(Entries taken from a collection)
------------------------
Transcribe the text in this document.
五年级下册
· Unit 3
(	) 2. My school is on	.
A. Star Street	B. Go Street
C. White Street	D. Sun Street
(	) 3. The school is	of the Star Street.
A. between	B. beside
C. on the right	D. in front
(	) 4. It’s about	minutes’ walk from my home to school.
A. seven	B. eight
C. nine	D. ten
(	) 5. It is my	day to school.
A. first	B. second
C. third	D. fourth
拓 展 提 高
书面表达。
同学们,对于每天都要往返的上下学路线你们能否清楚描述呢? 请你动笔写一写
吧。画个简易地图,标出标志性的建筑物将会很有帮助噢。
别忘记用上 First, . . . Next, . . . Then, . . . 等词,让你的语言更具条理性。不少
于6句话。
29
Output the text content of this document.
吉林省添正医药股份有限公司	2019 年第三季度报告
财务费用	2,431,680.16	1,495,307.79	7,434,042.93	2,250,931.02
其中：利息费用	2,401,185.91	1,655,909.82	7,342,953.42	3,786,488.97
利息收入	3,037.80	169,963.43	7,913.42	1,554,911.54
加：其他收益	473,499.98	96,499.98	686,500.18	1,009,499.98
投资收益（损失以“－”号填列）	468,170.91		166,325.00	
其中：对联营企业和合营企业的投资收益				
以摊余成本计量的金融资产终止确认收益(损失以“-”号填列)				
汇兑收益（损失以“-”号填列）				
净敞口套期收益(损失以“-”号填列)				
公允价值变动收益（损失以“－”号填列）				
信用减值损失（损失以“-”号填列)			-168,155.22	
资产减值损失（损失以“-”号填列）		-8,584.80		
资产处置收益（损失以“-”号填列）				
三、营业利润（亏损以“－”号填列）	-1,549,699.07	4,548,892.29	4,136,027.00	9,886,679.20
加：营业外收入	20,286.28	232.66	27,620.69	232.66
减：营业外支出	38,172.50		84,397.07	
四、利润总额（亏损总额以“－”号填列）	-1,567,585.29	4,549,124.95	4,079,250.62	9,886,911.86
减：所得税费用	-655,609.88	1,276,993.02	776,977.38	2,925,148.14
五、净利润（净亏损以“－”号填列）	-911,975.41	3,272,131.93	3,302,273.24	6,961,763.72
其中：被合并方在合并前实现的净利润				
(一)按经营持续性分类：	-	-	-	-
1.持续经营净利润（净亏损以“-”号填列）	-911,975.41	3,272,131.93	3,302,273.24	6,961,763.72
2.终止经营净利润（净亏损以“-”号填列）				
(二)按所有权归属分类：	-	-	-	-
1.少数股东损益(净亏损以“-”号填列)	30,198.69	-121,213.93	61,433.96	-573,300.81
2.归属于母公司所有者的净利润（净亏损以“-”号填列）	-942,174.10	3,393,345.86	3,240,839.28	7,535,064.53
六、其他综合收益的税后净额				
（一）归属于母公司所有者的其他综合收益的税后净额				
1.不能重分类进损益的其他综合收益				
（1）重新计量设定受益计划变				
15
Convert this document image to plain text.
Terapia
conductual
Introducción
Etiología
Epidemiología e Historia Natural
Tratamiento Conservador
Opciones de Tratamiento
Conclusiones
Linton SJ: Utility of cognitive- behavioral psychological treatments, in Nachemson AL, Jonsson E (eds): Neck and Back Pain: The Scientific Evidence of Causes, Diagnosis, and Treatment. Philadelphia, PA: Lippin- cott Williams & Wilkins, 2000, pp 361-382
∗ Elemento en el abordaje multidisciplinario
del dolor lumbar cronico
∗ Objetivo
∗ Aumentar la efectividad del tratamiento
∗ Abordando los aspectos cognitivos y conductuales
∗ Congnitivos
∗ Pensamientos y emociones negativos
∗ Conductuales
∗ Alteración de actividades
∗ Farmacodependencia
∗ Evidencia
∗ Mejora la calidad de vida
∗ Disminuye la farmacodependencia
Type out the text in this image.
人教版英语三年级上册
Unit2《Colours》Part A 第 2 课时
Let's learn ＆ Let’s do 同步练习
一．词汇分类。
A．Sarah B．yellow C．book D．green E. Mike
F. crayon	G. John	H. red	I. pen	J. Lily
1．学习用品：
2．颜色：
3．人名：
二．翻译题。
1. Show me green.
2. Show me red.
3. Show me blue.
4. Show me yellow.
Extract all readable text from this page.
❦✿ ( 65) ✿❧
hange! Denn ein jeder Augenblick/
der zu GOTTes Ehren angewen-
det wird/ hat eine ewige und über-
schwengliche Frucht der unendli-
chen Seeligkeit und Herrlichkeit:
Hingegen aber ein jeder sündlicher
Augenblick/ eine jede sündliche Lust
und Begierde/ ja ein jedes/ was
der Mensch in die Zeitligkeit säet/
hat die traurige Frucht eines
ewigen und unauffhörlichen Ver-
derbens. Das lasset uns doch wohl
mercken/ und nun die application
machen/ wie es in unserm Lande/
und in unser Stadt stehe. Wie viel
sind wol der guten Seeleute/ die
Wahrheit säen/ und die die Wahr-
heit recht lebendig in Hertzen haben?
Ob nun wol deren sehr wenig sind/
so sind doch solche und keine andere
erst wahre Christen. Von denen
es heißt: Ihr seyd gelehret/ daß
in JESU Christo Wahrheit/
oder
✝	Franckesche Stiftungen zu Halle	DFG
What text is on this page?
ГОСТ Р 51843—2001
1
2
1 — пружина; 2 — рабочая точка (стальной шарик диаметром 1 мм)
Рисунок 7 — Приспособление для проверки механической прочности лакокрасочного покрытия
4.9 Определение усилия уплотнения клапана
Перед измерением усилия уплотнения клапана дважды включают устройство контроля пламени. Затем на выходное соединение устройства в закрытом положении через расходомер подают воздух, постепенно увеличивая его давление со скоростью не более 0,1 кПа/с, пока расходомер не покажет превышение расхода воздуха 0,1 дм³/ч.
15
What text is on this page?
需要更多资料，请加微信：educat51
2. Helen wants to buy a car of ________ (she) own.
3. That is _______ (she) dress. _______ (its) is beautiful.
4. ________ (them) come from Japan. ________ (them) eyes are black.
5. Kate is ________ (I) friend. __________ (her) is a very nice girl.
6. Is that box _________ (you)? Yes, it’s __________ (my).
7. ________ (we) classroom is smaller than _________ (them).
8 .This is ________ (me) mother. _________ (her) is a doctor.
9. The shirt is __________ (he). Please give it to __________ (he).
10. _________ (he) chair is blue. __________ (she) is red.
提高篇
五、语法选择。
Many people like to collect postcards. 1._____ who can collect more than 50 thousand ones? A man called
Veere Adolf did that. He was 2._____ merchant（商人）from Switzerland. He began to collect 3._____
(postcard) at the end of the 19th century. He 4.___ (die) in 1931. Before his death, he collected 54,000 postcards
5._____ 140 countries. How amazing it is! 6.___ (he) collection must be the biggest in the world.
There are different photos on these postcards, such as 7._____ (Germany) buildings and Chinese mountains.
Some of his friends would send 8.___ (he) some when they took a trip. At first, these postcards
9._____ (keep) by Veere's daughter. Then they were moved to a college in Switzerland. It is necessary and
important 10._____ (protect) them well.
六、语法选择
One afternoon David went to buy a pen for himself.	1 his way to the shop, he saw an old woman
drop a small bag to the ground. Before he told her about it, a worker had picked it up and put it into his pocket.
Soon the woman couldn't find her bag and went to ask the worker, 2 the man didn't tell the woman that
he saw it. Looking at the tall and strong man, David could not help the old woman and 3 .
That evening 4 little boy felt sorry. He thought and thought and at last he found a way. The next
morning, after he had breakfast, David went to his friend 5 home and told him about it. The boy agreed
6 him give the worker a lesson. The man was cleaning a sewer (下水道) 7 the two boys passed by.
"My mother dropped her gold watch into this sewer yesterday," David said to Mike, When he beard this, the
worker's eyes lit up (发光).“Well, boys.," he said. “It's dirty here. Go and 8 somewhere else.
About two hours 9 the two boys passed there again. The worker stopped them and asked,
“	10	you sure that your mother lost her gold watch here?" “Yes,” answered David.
------------------------
**What is asked**
Repeat every entry exactly, please.

**Output of the task**
Transcribe the text in this document.
五年级下册
· Unit 3
(	) 2. My school is on	.
A. Star Street	B. Go Street
C. White Street	D. Sun Street
(	) 3. The school is	of the Star Street.
A. between	B. beside
C. on the right	D. in front
(	) 4. It’s about	minutes’ walk from my home to school.
A. seven	B. eight
C. nine	D. ten
(	) 5. It is my	day to school.
A. first	B. second
C. third	D. fourth
拓 展 提 高
书面表达。
同学们,对于每天都要往返的上下学路线你们能否清楚描述呢? 请你动笔写一写
吧。画个简易地图,标出标志性的建筑物将会很有帮助噢。
别忘记用上 First, . . . Next, . . . Then, . . . 等词,让你的语言更具条理性。不少
于6句话。
29
Output the text content of this document.
吉林省添正医药股份有限公司	2019 年第三季度报告
财务费用	2,431,680.16	1,495,307.79	7,434,042.93	2,250,931.02
其中：利息费用	2,401,185.91	1,655,909.82	7,342,953.42	3,786,488.97
利息收入	3,037.80	169,963.43	7,913.42	1,554,911.54
加：其他收益	473,499.98	96,499.98	686,500.18	1,009,499.98
投资收益（损失以“－”号填列）	468,170.91		166,325.00	
其中：对联营企业和合营企业的投资收益				
以摊余成本计量的金融资产终止确认收益(损失以“-”号填列)				
汇兑收益（损失以“-”号填列）				
净敞口套期收益(损失以“-”号填列)				
公允价值变动收益（损失以“－”号填列）				
信用减值损失（损失以“-”号填列)			-168,155.22	
资产减值损失（损失以“-”号填列）		-8,584.80		
资产处置收益（损失以“-”号填列）				
三、营业利润（亏损以“－”号填列）	-1,549,699.07	4,548,892.29	4,136,027.00	9,886,679.20
加：营业外收入	20,286.28	232.66	27,620.69	232.66
减：营业外支出	38,172.50		84,397.07	
四、利润总额（亏损总额以“－”号填列）	-1,567,585.29	4,549,124.95	4,079,250.62	9,886,911.86
减：所得税费用	-655,609.88	1,276,993.02	776,977.38	2,925,148.14
五、净利润（净亏损以“－”号填列）	-911,975.41	3,272,131.93	3,302,273.24	6,961,763.72
其中：被合并方在合并前实现的净利润				
(一)按经营持续性分类：	-	-	-	-
1.持续经营净利润（净亏损以“-”号填列）	-911,975.41	3,272,131.93	3,302,273.24	6,961,763.72
2.终止经营净利润（净亏损以“-”号填列）				
(二)按所有权归属分类：	-	-	-	-
1.少数股东损益(净亏损以“-”号填列)	30,198.69	-121,213.93	61,433.96	-573,300.81
2.归属于母公司所有者的净利润（净亏损以“-”号填列）	-942,174.10	3,393,345.86	3,240,839.28	7,535,064.53
六、其他综合收益的税后净额				
（一）归属于母公司所有者的其他综合收益的税后净额				
1.不能重分类进损益的其他综合收益				
（1）重新计量设定受益计划变				
15
Convert this document image to plain text.
Terapia
conductual
Introducción
Etiología
Epidemiología e Historia Natural
Tratamiento Conservador
Opciones de Tratamiento
Conclusiones
Linton SJ: Utility of cognitive- behavioral psychological treatments, in Nachemson AL, Jonsson E (eds): Neck and Back Pain: The Scientific Evidence of Causes, Diagnosis, and Treatment. Philadelphia, PA: Lippin- cott Williams & Wilkins, 2000, pp 361-382
∗ Elemento en el abordaje multidisciplinario
del dolor lumbar cronico
∗ Objetivo
∗ Aumentar la efectividad del tratamiento
∗ Abordando los aspectos cognitivos y conductuales
∗ Congnitivos
∗ Pensamientos y emociones negativos
∗ Conductuales
∗ Alteración de actividades
∗ Farmacodependencia
∗ Evidencia
∗ Mejora la calidad de vida
∗ Disminuye la farmacodependencia
Type out the text in this image.
人教版英语三年级上册
Unit2《Colours》Part A 第 2 课时
Let's learn ＆ Let’s do 同步练习
一．词汇分类。
A．Sarah B．yellow C．book D．green E. Mike
F. crayon	G. John	H. red	I. pen	J. Lily
1．学习用品：
2．颜色：
3．人名：
二．翻译题。
1. Show me green.
2. Show me red.
3. Show me blue.
4. Show me yellow.
Extract all readable text from this page.
❦✿ ( 65) ✿❧
hange! Denn ein jeder Augenblick/
der zu GOTTes Ehren angewen-
det wird/ hat eine ewige und über-
schwengliche Frucht der unendli-
chen Seeligkeit und Herrlichkeit:
Hingegen aber ein jeder sündlicher
Augenblick/ eine jede sündliche Lust
und Begierde/ ja ein jedes/ was
der Mensch in die Zeitligkeit säet/
hat die traurige Frucht eines
ewigen und unauffhörlichen Ver-
derbens. Das lasset uns doch wohl
mercken/ und nun die application
machen/ wie es in unserm Lande/
und in unser Stadt stehe. Wie viel
sind wol der guten Seeleute/ die
Wahrheit säen/ und die die Wahr-
heit recht lebendig in Hertzen haben?
Ob nun wol deren sehr wenig sind/
so sind doch solche und keine andere
erst wahre Christen. Von denen
es heißt: Ihr seyd gelehret/ daß
in JESU Christo Wahrheit/
oder
✝	Franckesche Stiftungen zu Halle	DFG
What text is on this page?
ГОСТ Р 51843—2001
1
2
1 — пружина; 2 — рабочая точка (стальной шарик диаметром 1 мм)
Рисунок 7 — Приспособление для проверки механической прочности лакокрасочного покрытия
4.9 Определение усилия уплотнения клапана
Перед измерением усилия уплотнения клапана дважды включают устройство контроля пламени. Затем на выходное соединение устройства в закрытом положении через расходомер подают воздух, постепенно увеличивая его давление со скоростью не более 0,1 кПа/с, пока расходомер не покажет превышение расхода воздуха 0,1 дм³/ч.
15
What text is on this page?
需要更多资料，请加微信：educat51
2. Helen wants to buy a car of ________ (she) own.
3. That is _______ (she) dress. _______ (its) is beautiful.
4. ________ (them) come from Japan. ________ (them) eyes are black.
5. Kate is ________ (I) friend. __________ (her) is a very nice girl.
6. Is that box _________ (you)? Yes, it’s __________ (my).
7. ________ (we) classroom is smaller than _________ (them).
8 .This is ________ (me) mother. _________ (her) is a doctor.
9. The shirt is __________ (he). Please give it to __________ (he).
10. _________ (he) chair is blue. __________ (she) is red.
提高篇
五、语法选择。
Many people like to collect postcards. 1._____ who can collect more than 50 thousand ones? A man called
Veere Adolf did that. He was 2._____ merchant（商人）from Switzerland. He began to collect 3._____
(postcard) at the end of the 19th century. He 4.___ (die) in 1931. Before his death, he collected 54,000 postcards
5._____ 140 countries. How amazing it is! 6.___ (he) collection must be the biggest in the world.
There are different photos on these postcards, such as 7._____ (Germany) buildings and Chinese mountains.
Some of his friends would send 8.___ (he) some when they took a trip. At first, these postcards
9._____ (keep) by Veere's daughter. Then they were moved to a college in Switzerland. It is necessary and
important 10._____ (protect) them well.
六、语法选择
One afternoon David went to buy a pen for himself.	1 his way to the shop, he saw an old woman
drop a small bag to the ground. Before he told her about it, a worker had picked it up and put it into his pocket.
Soon the woman couldn't find her bag and went to ask the worker, 2 the man didn't tell the woman that
he saw it. Looking at the tall and strong man, David could not help the old woman and 3 .
That evening 4 little boy felt sorry. He thought and thought and at last he found a way. The next
morning, after he had breakfast, David went to his friend 5 home and told him about it. The boy agreed
6 him give the worker a lesson. The man was cleaning a sewer (下水道) 7 the two boys passed by.
"My mother dropped her gold watch into this sewer yesterday," David said to Mike, When he beard this, the
worker's eyes lit up (发光).“Well, boys.," he said. “It's dirty here. Go and 8 somewhere else.
About two hours 9 the two boys passed there again. The worker stopped them and asked,
“	10	you sure that your mother lost her gold watch here?" “Yes,” answered David.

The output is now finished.